提示文 =>
1


 チームをけん引するトップバッターの順調な仕上がりは心強いものだ。近本光司が今季初実戦になった2月8日の日本ハム戦(宜野座)で初回にいきなり初ヒットを放ち、初盗塁を決めて手応えを感じさせた。

岡田彰布コラム「阪神は四番の争いに注目もレギュラーと若手に差を感じるわ」

「だいたい1カードで5、6本ヒットを打ちたい。去年の後半はあまり難しくないのかなとも思いました。打てなくても次の日には2,3本打てばいいかなと切り替えもできる」

 口を突く言葉の端々から感じさせる自信。昨季178本の最多安打をマークした近本にとって200安打の大台を見据えるシーズンになる。その足がかりになる沖縄キャンプは落ち着いた様子だ。

 クレバーなタイプの男が行った自主トレーニングは「やったことのない感覚がほしい」という内容に終始した。野球の技術練習とはかけ離れたトレーニングに取り組むことで全身の筋力アップを図ってきた。

 自己最高の打率は.313で、盗塁王はチームメートの後輩・中野に譲ったが、こちらも奪回のチャンスだ。「トータルで打てばいい」。いずれのタイトルも手が届く位置に立つ。

 プロ初のベストナイン、ゴールデン・グラブ賞も今シーズンの糧になるだろう。特に「守りの評価は目標にしなくてはいけない」とセンターの守備力には重点を置いている。

 昨シーズン終盤は右足の違和感で勢いが止まったが、今季もチームリーダーとしてフル回転が求められる。17年ぶり優勝に向かって、チーム一丸を先導する覚悟だ。

作業指示 =>
**1)** 提示文の「口を突く言葉の端々から感じさ」から「イトルも手が届く位置に立つ。」までを、一字一句変えずに書き写すこと。
**2)** 提示文によると、近本が自主トレーニングで野球の技術練習とかけ離れたトレーニングに取り組んだのは何のためか。1〜3文で説明すること。
提示文の内容だけを根拠とすること。

提供された行 =>
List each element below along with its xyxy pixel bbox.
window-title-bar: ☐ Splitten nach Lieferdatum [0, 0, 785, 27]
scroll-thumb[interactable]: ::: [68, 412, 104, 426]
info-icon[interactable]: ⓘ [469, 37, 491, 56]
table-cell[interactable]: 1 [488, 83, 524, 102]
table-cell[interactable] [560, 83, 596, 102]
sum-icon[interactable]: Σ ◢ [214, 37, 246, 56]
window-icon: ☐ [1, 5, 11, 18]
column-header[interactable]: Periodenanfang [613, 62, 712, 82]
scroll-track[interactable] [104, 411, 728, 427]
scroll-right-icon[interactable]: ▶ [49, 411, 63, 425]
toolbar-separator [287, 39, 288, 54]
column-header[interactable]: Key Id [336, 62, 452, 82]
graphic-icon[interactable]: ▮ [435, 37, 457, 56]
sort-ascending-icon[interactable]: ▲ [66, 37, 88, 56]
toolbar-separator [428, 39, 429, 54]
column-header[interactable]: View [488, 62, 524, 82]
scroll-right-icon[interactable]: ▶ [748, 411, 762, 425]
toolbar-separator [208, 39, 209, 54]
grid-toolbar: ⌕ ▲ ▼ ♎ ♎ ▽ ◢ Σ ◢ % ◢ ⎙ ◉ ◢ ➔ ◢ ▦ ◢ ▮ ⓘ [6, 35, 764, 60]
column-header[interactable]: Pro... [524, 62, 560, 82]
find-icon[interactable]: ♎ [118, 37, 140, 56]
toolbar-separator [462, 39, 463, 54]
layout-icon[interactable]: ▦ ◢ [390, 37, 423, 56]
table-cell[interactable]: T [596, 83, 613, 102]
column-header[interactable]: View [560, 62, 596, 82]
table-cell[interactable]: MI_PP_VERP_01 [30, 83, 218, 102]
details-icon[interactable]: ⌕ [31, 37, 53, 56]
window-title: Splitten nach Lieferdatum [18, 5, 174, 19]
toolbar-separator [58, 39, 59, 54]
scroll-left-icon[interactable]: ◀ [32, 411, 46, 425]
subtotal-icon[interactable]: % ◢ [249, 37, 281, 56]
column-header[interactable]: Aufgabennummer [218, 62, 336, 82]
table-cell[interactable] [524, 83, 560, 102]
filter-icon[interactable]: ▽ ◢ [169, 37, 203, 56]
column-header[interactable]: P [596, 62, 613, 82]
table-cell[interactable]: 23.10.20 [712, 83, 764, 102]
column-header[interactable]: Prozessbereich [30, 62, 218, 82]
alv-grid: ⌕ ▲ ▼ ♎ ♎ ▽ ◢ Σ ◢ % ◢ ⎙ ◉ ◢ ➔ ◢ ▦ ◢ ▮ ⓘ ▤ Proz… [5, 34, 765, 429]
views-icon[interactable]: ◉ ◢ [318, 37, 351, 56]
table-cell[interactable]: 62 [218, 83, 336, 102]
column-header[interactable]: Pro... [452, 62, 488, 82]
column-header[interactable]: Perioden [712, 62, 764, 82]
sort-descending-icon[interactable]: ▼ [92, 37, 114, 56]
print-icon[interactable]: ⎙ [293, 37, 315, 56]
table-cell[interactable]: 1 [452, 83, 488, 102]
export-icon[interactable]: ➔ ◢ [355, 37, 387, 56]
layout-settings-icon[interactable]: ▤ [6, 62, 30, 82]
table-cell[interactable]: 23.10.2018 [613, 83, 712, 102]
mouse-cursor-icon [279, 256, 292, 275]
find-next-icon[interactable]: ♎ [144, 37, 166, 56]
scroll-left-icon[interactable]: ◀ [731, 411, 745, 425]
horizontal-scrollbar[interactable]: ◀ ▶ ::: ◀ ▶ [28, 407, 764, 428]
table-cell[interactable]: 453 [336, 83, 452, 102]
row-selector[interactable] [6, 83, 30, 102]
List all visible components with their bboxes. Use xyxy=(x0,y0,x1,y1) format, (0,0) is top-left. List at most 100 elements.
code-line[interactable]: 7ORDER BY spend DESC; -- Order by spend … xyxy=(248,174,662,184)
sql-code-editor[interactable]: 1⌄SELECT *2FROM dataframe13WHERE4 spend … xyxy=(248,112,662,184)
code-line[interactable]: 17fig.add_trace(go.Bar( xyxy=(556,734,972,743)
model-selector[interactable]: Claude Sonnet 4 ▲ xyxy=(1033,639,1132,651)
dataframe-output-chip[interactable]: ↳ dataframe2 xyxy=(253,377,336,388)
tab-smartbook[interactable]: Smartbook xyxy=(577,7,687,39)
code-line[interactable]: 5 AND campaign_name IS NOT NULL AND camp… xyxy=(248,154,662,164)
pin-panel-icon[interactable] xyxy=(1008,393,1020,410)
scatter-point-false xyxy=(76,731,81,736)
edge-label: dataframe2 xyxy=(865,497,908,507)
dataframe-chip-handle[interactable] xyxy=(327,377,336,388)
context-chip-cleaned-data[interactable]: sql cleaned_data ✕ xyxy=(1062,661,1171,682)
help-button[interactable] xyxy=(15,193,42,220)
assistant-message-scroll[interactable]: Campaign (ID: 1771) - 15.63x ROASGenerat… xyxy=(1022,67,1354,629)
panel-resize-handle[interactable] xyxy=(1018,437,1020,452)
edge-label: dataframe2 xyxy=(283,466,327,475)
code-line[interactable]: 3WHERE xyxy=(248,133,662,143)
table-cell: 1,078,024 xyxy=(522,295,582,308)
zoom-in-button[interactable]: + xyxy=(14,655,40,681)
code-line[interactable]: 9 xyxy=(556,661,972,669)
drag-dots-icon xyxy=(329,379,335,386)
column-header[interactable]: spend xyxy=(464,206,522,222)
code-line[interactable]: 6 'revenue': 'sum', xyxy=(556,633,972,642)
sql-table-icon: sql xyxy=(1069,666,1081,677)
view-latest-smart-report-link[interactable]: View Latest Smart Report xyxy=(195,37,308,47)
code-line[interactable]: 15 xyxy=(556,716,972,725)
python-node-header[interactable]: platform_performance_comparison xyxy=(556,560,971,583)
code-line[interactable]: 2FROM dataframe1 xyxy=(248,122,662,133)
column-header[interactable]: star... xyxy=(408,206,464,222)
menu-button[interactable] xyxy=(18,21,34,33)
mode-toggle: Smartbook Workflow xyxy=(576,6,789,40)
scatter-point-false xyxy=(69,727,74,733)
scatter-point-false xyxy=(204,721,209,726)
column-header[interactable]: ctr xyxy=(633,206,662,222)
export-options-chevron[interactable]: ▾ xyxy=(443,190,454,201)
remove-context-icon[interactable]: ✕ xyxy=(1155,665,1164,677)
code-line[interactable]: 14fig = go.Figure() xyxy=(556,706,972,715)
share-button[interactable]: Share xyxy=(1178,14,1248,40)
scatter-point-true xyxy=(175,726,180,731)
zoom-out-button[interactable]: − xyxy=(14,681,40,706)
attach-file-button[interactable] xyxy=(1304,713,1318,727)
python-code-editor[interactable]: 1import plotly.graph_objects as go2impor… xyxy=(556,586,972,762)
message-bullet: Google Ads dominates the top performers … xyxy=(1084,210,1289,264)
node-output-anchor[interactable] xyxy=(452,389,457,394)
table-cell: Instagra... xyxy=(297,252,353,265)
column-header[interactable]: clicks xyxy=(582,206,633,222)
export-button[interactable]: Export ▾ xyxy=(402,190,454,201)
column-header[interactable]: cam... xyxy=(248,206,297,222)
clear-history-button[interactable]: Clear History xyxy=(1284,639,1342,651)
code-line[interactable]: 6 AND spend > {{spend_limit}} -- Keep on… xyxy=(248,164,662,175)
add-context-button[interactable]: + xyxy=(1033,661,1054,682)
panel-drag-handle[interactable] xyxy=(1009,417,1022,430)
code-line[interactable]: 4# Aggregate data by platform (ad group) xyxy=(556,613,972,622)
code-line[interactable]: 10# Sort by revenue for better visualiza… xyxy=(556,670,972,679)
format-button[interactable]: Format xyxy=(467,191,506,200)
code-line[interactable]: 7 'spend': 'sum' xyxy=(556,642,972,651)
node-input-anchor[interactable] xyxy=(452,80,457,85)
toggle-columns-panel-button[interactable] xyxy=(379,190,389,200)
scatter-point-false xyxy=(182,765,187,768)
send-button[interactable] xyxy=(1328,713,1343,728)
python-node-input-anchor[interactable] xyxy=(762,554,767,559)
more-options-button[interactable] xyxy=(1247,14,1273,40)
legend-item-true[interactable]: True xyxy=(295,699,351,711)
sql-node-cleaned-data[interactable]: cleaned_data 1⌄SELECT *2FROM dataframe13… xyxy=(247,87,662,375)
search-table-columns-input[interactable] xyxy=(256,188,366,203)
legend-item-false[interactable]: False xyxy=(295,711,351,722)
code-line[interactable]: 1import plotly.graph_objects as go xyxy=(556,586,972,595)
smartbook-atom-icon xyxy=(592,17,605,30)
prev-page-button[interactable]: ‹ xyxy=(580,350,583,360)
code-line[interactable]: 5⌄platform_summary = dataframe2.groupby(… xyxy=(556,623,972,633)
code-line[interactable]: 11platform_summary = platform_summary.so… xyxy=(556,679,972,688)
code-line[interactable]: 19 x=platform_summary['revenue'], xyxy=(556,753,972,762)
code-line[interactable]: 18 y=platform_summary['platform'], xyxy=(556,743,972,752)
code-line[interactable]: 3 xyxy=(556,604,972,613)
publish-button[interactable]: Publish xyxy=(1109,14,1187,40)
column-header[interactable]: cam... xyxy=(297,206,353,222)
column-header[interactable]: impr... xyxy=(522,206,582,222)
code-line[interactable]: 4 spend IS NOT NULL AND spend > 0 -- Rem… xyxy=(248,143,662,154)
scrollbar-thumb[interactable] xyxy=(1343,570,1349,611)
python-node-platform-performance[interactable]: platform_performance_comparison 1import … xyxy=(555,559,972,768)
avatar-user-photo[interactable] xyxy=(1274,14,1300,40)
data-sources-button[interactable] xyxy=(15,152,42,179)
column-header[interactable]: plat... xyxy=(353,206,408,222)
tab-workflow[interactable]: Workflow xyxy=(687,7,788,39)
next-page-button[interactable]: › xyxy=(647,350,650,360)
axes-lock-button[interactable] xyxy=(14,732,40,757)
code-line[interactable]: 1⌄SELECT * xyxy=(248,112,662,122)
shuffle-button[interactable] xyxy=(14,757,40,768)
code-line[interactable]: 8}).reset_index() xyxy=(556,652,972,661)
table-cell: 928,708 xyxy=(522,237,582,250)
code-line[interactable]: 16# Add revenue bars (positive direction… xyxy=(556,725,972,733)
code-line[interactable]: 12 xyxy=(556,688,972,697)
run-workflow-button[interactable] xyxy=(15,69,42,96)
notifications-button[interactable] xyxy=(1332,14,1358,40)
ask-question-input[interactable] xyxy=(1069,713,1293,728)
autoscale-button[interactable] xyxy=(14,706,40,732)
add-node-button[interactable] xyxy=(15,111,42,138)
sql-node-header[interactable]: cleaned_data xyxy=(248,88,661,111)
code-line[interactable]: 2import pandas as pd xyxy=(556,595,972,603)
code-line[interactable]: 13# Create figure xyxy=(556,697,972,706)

解答 =>
**1)**
口を突く言葉の端々から感じさせる自信。昨季178本の最多安打をマークした近本にとって200安打の大台を見据えるシーズンになる。その足がかりになる沖縄キャンプは落ち着いた様子だ。

 クレバーなタイプの男が行った自主トレーニングは「やったことのない感覚がほしい」という内容に終始した。野球の技術練習とはかけ離れたトレーニングに取り組むことで全身の筋力アップを図ってきた。

 自己最高の打率は.313で、盗塁王はチームメートの後輩・中野に譲ったが、こちらも奪回のチャンスだ。「トータルで打てばいい」。いずれのタイトルも手が届く位置に立つ。

**2)** 全身の筋力アップを図るためである。自主トレーニングは「やったことのない感覚がほしい」という内容に終始しており、技術練習とはかけ離れたトレーニングによって全身の筋力を高めようとした。